**WHAT IS ASKED**. Retype the rows below word for word, beginning at the row that contains "last-page-icon[interactable]: ▸| —" and continuing through the row that contains "outline-width-select[interactable]: .2 mm", with both of those rows included.

**TASK MATERIAL**.
## START

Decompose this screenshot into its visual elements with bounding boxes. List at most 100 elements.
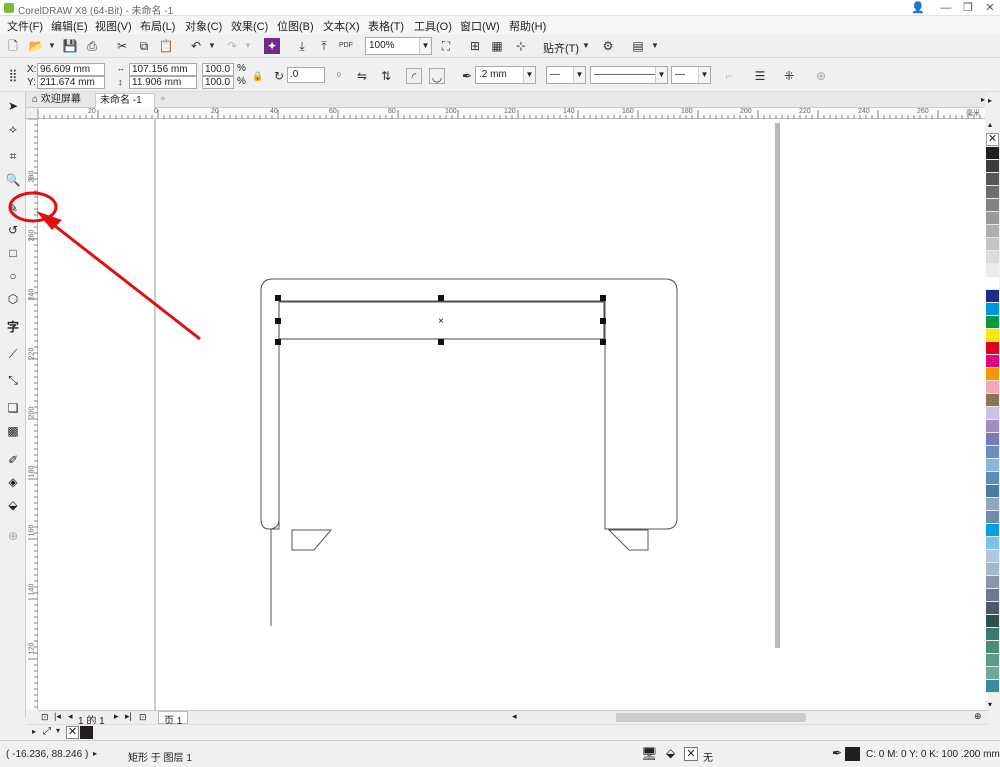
last-page-icon[interactable]: ▸| — [125, 711, 132, 722]
tab-document[interactable]: 未命名 -1 — [95, 93, 155, 108]
horizontal-scrollbar-thumb[interactable] — [616, 713, 806, 722]
palette-scroll-up-arrow-icon[interactable]: ▴ — [988, 120, 992, 129]
account-icon[interactable]: 👤 — [910, 1, 926, 15]
color-swatch[interactable] — [986, 277, 999, 290]
add-tool-icon[interactable]: ⊕ — [5, 528, 21, 544]
object-origin-icon[interactable]: ⣿ — [5, 67, 21, 83]
undo-dropdown-icon[interactable]: ▼ — [204, 38, 220, 54]
first-page-icon[interactable]: ⊡ — [41, 712, 49, 723]
lock-ratio-icon[interactable]: 🔒 — [250, 68, 266, 84]
palette-scroll-up-icon[interactable]: ▸ — [988, 96, 992, 105]
palette-scroll-down-icon[interactable]: ▾ — [988, 700, 992, 709]
color-swatch[interactable] — [986, 589, 999, 602]
color-swatch[interactable] — [986, 550, 999, 563]
search-content-icon[interactable]: ✦ — [264, 38, 280, 54]
horizontal-ruler[interactable]: 20 0 20 40 60 80 100 120 140 160 180 200… — [37, 108, 988, 119]
snap-dropdown-icon[interactable]: ▼ — [578, 38, 594, 54]
menu-window[interactable]: 窗口(W) — [460, 18, 500, 34]
zoom-level-select[interactable]: 100% ▼ — [365, 37, 432, 55]
navigator-icon[interactable]: ⊕ — [974, 711, 982, 722]
color-swatch[interactable] — [986, 667, 999, 680]
menu-file[interactable]: 文件(F) — [7, 18, 43, 34]
transparency-tool-icon[interactable]: ▩ — [5, 423, 21, 439]
show-grid-icon[interactable]: ▦ — [489, 38, 505, 54]
fill-none-swatch-icon[interactable]: ✕ — [684, 747, 698, 761]
next-page-icon[interactable]: ▸ — [114, 711, 119, 722]
page-tab[interactable]: 页 1 — [158, 711, 189, 727]
show-guidelines-icon[interactable]: ⊹ — [513, 38, 529, 54]
color-swatch[interactable] — [986, 329, 999, 342]
open-icon[interactable]: 📂 — [28, 38, 44, 54]
options-gear-icon[interactable]: ⚙ — [600, 38, 616, 54]
color-swatch[interactable] — [986, 173, 999, 186]
color-swatch[interactable] — [986, 342, 999, 355]
drop-shadow-icon[interactable]: ❏ — [5, 400, 21, 416]
no-color-swatch[interactable]: ✕ — [986, 133, 999, 146]
outline-width-select[interactable]: .2 mm ▼ — [475, 66, 536, 84]
application-launcher-icon[interactable]: ▤ — [630, 38, 646, 54]
smart-fill-icon[interactable]: ⬙ — [5, 497, 21, 513]
color-swatch[interactable] — [986, 524, 999, 537]
minimize-button[interactable]: — — [938, 1, 954, 15]
paste-icon[interactable]: 📋 — [158, 38, 174, 54]
color-swatch[interactable] — [986, 641, 999, 654]
menu-bitmap[interactable]: 位图(B) — [277, 18, 314, 34]
end-arrowhead-select[interactable]: — ▼ — [671, 66, 711, 84]
color-swatch[interactable] — [986, 498, 999, 511]
color-swatch[interactable] — [986, 238, 999, 251]
close-button[interactable]: ✕ — [982, 1, 998, 15]
menu-object[interactable]: 对象(C) — [185, 18, 222, 34]
color-swatch[interactable] — [986, 446, 999, 459]
redo-icon[interactable]: ↷ — [224, 38, 240, 54]
redo-dropdown-icon[interactable]: ▼ — [240, 38, 256, 54]
height-field[interactable]: 11.906 mm — [129, 76, 197, 89]
color-swatch[interactable] — [986, 563, 999, 576]
ruler-origin[interactable] — [26, 108, 38, 119]
x-position-field[interactable]: 96.609 mm — [37, 63, 105, 76]
palette-arrow-icon[interactable]: ▸ — [32, 727, 36, 736]
convert-to-curves-icon[interactable]: ⌐ — [721, 68, 737, 84]
new-tab-icon[interactable]: + — [156, 93, 170, 108]
undo-icon[interactable]: ↶ — [188, 38, 204, 54]
save-icon[interactable]: 💾 — [62, 38, 78, 54]
outline-color-swatch[interactable] — [845, 747, 860, 761]
print-icon[interactable]: ⎙ — [84, 38, 100, 54]
color-swatch[interactable] — [986, 251, 999, 264]
menu-edit[interactable]: 编辑(E) — [51, 18, 88, 34]
handle-top-left[interactable] — [275, 295, 281, 301]
color-profile-icon[interactable]: 🖥 — [641, 746, 658, 762]
color-swatch[interactable] — [986, 472, 999, 485]
y-position-field[interactable]: 211.674 mm — [37, 76, 105, 89]
color-swatch[interactable] — [986, 212, 999, 225]
pick-tool-icon[interactable]: ➤ — [5, 98, 21, 114]
tab-welcome[interactable]: ⌂ 欢迎屏幕 — [28, 93, 85, 108]
handle-top-center[interactable] — [438, 295, 444, 301]
menu-view[interactable]: 视图(V) — [95, 18, 132, 34]
connector-tool-icon[interactable]: ⤡ — [5, 372, 21, 388]
transparency-icon[interactable]: ⁜ — [781, 68, 797, 84]
handle-bottom-center[interactable] — [438, 339, 444, 345]
handle-top-right[interactable] — [600, 295, 606, 301]
scallop-corner-icon[interactable]: ◡ — [429, 68, 445, 84]
color-swatch[interactable] — [986, 433, 999, 446]
handle-bottom-right[interactable] — [600, 339, 606, 345]
previous-page-icon[interactable]: ◂ — [68, 711, 73, 722]
copy-icon[interactable]: ⧉ — [136, 38, 152, 54]
menu-tools[interactable]: 工具(O) — [414, 18, 452, 34]
restore-button[interactable]: ❐ — [960, 1, 976, 15]
color-swatch[interactable] — [986, 290, 999, 303]
snap-to-button[interactable]: 贴齐(T) — [543, 40, 579, 56]
color-swatch[interactable] — [986, 199, 999, 212]
color-swatch[interactable] — [986, 680, 999, 693]
show-rulers-icon[interactable]: ⊞ — [467, 38, 483, 54]
right-foot[interactable] — [607, 529, 649, 551]
rotation-angle-field[interactable]: .0 — [287, 67, 325, 83]
open-dropdown-arrow-icon[interactable]: ▼ — [44, 38, 60, 54]
eyedropper-small-icon[interactable]: ⤢ — [43, 726, 51, 737]
color-swatch[interactable] — [986, 225, 999, 238]
publish-pdf-icon[interactable]: PDF — [338, 38, 354, 54]
shape-tool-icon[interactable]: ⟡ — [5, 121, 21, 137]
mirror-horizontal-icon[interactable]: ⇋ — [354, 68, 370, 84]
scroll-left-icon[interactable]: ◂ — [512, 711, 517, 722]
add-page-icon[interactable]: ⊡ — [139, 712, 147, 723]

## END

**ANSWER IN FULL**.
last-page-icon[interactable]: ▸| — [125, 711, 132, 722]
tab-document[interactable]: 未命名 -1 — [95, 93, 155, 108]
horizontal-scrollbar-thumb[interactable] — [616, 713, 806, 722]
palette-scroll-up-arrow-icon[interactable]: ▴ — [988, 120, 992, 129]
account-icon[interactable]: 👤 — [910, 1, 926, 15]
color-swatch[interactable] — [986, 277, 999, 290]
add-tool-icon[interactable]: ⊕ — [5, 528, 21, 544]
object-origin-icon[interactable]: ⣿ — [5, 67, 21, 83]
undo-dropdown-icon[interactable]: ▼ — [204, 38, 220, 54]
first-page-icon[interactable]: ⊡ — [41, 712, 49, 723]
lock-ratio-icon[interactable]: 🔒 — [250, 68, 266, 84]
palette-scroll-up-icon[interactable]: ▸ — [988, 96, 992, 105]
palette-scroll-down-icon[interactable]: ▾ — [988, 700, 992, 709]
color-swatch[interactable] — [986, 589, 999, 602]
color-swatch[interactable] — [986, 550, 999, 563]
search-content-icon[interactable]: ✦ — [264, 38, 280, 54]
horizontal-ruler[interactable]: 20 0 20 40 60 80 100 120 140 160 180 200… — [37, 108, 988, 119]
snap-dropdown-icon[interactable]: ▼ — [578, 38, 594, 54]
menu-window[interactable]: 窗口(W) — [460, 18, 500, 34]
zoom-level-select[interactable]: 100% ▼ — [365, 37, 432, 55]
navigator-icon[interactable]: ⊕ — [974, 711, 982, 722]
color-swatch[interactable] — [986, 667, 999, 680]
menu-file[interactable]: 文件(F) — [7, 18, 43, 34]
transparency-tool-icon[interactable]: ▩ — [5, 423, 21, 439]
show-grid-icon[interactable]: ▦ — [489, 38, 505, 54]
fill-none-swatch-icon[interactable]: ✕ — [684, 747, 698, 761]
next-page-icon[interactable]: ▸ — [114, 711, 119, 722]
page-tab[interactable]: 页 1 — [158, 711, 189, 727]
show-guidelines-icon[interactable]: ⊹ — [513, 38, 529, 54]
color-swatch[interactable] — [986, 329, 999, 342]
open-icon[interactable]: 📂 — [28, 38, 44, 54]
options-gear-icon[interactable]: ⚙ — [600, 38, 616, 54]
color-swatch[interactable] — [986, 173, 999, 186]
color-swatch[interactable] — [986, 342, 999, 355]
drop-shadow-icon[interactable]: ❏ — [5, 400, 21, 416]
no-color-swatch[interactable]: ✕ — [986, 133, 999, 146]
outline-width-select[interactable]: .2 mm ▼ — [475, 66, 536, 84]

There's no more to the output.